## START Data records

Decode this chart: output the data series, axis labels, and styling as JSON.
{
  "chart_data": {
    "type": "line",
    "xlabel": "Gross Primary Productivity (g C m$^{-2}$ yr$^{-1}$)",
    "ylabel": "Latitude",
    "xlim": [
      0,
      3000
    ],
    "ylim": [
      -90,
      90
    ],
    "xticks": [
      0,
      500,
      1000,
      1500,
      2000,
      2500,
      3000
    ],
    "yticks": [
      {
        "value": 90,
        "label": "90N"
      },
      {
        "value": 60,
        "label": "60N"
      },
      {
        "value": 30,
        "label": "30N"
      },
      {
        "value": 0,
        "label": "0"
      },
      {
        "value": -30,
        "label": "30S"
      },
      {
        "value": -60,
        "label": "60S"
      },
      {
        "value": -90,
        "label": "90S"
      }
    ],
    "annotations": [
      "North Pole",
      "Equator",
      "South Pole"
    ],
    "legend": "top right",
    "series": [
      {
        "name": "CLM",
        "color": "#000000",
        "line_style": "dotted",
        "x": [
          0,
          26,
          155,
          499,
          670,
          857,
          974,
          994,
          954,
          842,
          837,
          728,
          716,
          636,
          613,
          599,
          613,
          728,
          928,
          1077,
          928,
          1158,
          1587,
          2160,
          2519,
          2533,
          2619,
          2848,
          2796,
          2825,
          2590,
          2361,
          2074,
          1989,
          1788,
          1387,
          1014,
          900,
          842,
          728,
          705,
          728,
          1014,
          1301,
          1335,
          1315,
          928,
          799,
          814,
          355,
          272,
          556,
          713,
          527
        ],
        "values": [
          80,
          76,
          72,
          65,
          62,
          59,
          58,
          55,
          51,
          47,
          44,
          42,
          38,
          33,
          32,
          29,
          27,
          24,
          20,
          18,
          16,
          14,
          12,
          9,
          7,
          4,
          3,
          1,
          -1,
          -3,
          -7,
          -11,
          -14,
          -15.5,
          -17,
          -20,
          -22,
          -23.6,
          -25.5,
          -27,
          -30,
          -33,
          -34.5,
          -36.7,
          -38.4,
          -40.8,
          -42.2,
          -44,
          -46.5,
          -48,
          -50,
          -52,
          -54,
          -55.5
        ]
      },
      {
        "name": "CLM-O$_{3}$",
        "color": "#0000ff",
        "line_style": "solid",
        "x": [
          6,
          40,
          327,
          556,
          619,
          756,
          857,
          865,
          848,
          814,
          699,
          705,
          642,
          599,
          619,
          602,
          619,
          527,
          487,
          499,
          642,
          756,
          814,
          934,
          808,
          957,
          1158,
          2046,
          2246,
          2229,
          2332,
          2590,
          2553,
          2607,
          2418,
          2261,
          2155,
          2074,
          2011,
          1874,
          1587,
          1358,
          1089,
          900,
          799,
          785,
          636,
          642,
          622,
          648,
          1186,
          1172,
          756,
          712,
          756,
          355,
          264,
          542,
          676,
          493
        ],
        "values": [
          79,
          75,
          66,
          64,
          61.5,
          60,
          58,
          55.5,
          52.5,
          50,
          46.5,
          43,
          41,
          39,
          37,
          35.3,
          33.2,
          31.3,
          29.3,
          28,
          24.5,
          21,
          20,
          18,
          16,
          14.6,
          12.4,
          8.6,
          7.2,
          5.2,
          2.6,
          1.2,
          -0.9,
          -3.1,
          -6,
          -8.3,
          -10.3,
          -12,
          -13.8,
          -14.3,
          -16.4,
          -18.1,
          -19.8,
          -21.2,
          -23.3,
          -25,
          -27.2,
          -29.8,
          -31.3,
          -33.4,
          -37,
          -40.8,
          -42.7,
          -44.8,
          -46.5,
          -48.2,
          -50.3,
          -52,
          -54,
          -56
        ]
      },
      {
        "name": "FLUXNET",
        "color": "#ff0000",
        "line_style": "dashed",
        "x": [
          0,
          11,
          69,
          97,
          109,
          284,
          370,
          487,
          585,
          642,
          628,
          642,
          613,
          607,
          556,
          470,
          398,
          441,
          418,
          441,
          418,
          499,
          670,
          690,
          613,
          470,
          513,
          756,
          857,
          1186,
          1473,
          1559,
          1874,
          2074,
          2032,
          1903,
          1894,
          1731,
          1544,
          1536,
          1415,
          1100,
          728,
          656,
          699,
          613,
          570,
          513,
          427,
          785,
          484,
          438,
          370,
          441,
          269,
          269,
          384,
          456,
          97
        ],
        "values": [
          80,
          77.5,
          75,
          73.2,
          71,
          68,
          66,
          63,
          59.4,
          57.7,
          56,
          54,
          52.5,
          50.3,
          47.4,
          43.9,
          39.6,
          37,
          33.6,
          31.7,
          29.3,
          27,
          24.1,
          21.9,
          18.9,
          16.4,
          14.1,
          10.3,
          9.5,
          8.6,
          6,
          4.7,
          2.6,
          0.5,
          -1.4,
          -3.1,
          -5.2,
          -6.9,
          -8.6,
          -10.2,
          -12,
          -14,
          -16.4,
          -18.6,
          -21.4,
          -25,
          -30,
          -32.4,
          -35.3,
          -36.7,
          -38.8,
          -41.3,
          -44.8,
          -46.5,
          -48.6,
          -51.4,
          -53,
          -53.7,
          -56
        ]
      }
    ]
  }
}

## END Data records

■ What needs to be done ■
Exactly reproduce all of the entries.

■ Written response ■
Decode this chart: output the data series, axis labels, and styling as JSON.
{
  "chart_data": {
    "type": "line",
    "xlabel": "Gross Primary Productivity (g C m$^{-2}$ yr$^{-1}$)",
    "ylabel": "Latitude",
    "xlim": [
      0,
      3000
    ],
    "ylim": [
      -90,
      90
    ],
    "xticks": [
      0,
      500,
      1000,
      1500,
      2000,
      2500,
      3000
    ],
    "yticks": [
      {
        "value": 90,
        "label": "90N"
      },
      {
        "value": 60,
        "label": "60N"
      },
      {
        "value": 30,
        "label": "30N"
      },
      {
        "value": 0,
        "label": "0"
      },
      {
        "value": -30,
        "label": "30S"
      },
      {
        "value": -60,
        "label": "60S"
      },
      {
        "value": -90,
        "label": "90S"
      }
    ],
    "annotations": [
      "North Pole",
      "Equator",
      "South Pole"
    ],
    "legend": "top right",
    "series": [
      {
        "name": "CLM",
        "color": "#000000",
        "line_style": "dotted",
        "x": [
          0,
          26,
          155,
          499,
          670,
          857,
          974,
          994,
          954,
          842,
          837,
          728,
          716,
          636,
          613,
          599,
          613,
          728,
          928,
          1077,
          928,
          1158,
          1587,
          2160,
          2519,
          2533,
          2619,
          2848,
          2796,
          2825,
          2590,
          2361,
          2074,
          1989,
          1788,
          1387,
          1014,
          900,
          842,
          728,
          705,
          728,
          1014,
          1301,
          1335,
          1315,
          928,
          799,
          814,
          355,
          272,
          556,
          713,
          527
        ],
        "values": [
          80,
          76,
          72,
          65,
          62,
          59,
          58,
          55,
          51,
          47,
          44,
          42,
          38,
          33,
          32,
          29,
          27,
          24,
          20,
          18,
          16,
          14,
          12,
          9,
          7,
          4,
          3,
          1,
          -1,
          -3,
          -7,
          -11,
          -14,
          -15.5,
          -17,
          -20,
          -22,
          -23.6,
          -25.5,
          -27,
          -30,
          -33,
          -34.5,
          -36.7,
          -38.4,
          -40.8,
          -42.2,
          -44,
          -46.5,
          -48,
          -50,
          -52,
          -54,
          -55.5
        ]
      },
      {
        "name": "CLM-O$_{3}$",
        "color": "#0000ff",
        "line_style": "solid",
        "x": [
          6,
          40,
          327,
          556,
          619,
          756,
          857,
          865,
          848,
          814,
          699,
          705,
          642,
          599,
          619,
          602,
          619,
          527,
          487,
          499,
          642,
          756,
          814,
          934,
          808,
          957,
          1158,
          2046,
          2246,
          2229,
          2332,
          2590,
          2553,
          2607,
          2418,
          2261,
          2155,
          2074,
          2011,
          1874,
          1587,
          1358,
          1089,
          900,
          799,
          785,
          636,
          642,
          622,
          648,
          1186,
          1172,
          756,
          712,
          756,
          355,
          264,
          542,
          676,
          493
        ],
        "values": [
          79,
          75,
          66,
          64,
          61.5,
          60,
          58,
          55.5,
          52.5,
          50,
          46.5,
          43,
          41,
          39,
          37,
          35.3,
          33.2,
          31.3,
          29.3,
          28,
          24.5,
          21,
          20,
          18,
          16,
          14.6,
          12.4,
          8.6,
          7.2,
          5.2,
          2.6,
          1.2,
          -0.9,
          -3.1,
          -6,
          -8.3,
          -10.3,
          -12,
          -13.8,
          -14.3,
          -16.4,
          -18.1,
          -19.8,
          -21.2,
          -23.3,
          -25,
          -27.2,
          -29.8,
          -31.3,
          -33.4,
          -37,
          -40.8,
          -42.7,
          -44.8,
          -46.5,
          -48.2,
          -50.3,
          -52,
          -54,
          -56
        ]
      },
      {
        "name": "FLUXNET",
        "color": "#ff0000",
        "line_style": "dashed",
        "x": [
          0,
          11,
          69,
          97,
          109,
          284,
          370,
          487,
          585,
          642,
          628,
          642,
          613,
          607,
          556,
          470,
          398,
          441,
          418,
          441,
          418,
          499,
          670,
          690,
          613,
          470,
          513,
          756,
          857,
          1186,
          1473,
          1559,
          1874,
          2074,
          2032,
          1903,
          1894,
          1731,
          1544,
          1536,
          1415,
          1100,
          728,
          656,
          699,
          613,
          570,
          513,
          427,
          785,
          484,
          438,
          370,
          441,
          269,
          269,
          384,
          456,
          97
        ],
        "values": [
          80,
          77.5,
          75,
          73.2,
          71,
          68,
          66,
          63,
          59.4,
          57.7,
          56,
          54,
          52.5,
          50.3,
          47.4,
          43.9,
          39.6,
          37,
          33.6,
          31.7,
          29.3,
          27,
          24.1,
          21.9,
          18.9,
          16.4,
          14.1,
          10.3,
          9.5,
          8.6,
          6,
          4.7,
          2.6,
          0.5,
          -1.4,
          -3.1,
          -5.2,
          -6.9,
          -8.6,
          -10.2,
          -12,
          -14,
          -16.4,
          -18.6,
          -21.4,
          -25,
          -30,
          -32.4,
          -35.3,
          -36.7,
          -38.8,
          -41.3,
          -44.8,
          -46.5,
          -48.6,
          -51.4,
          -53,
          -53.7,
          -56
        ]
      }
    ]
  }
}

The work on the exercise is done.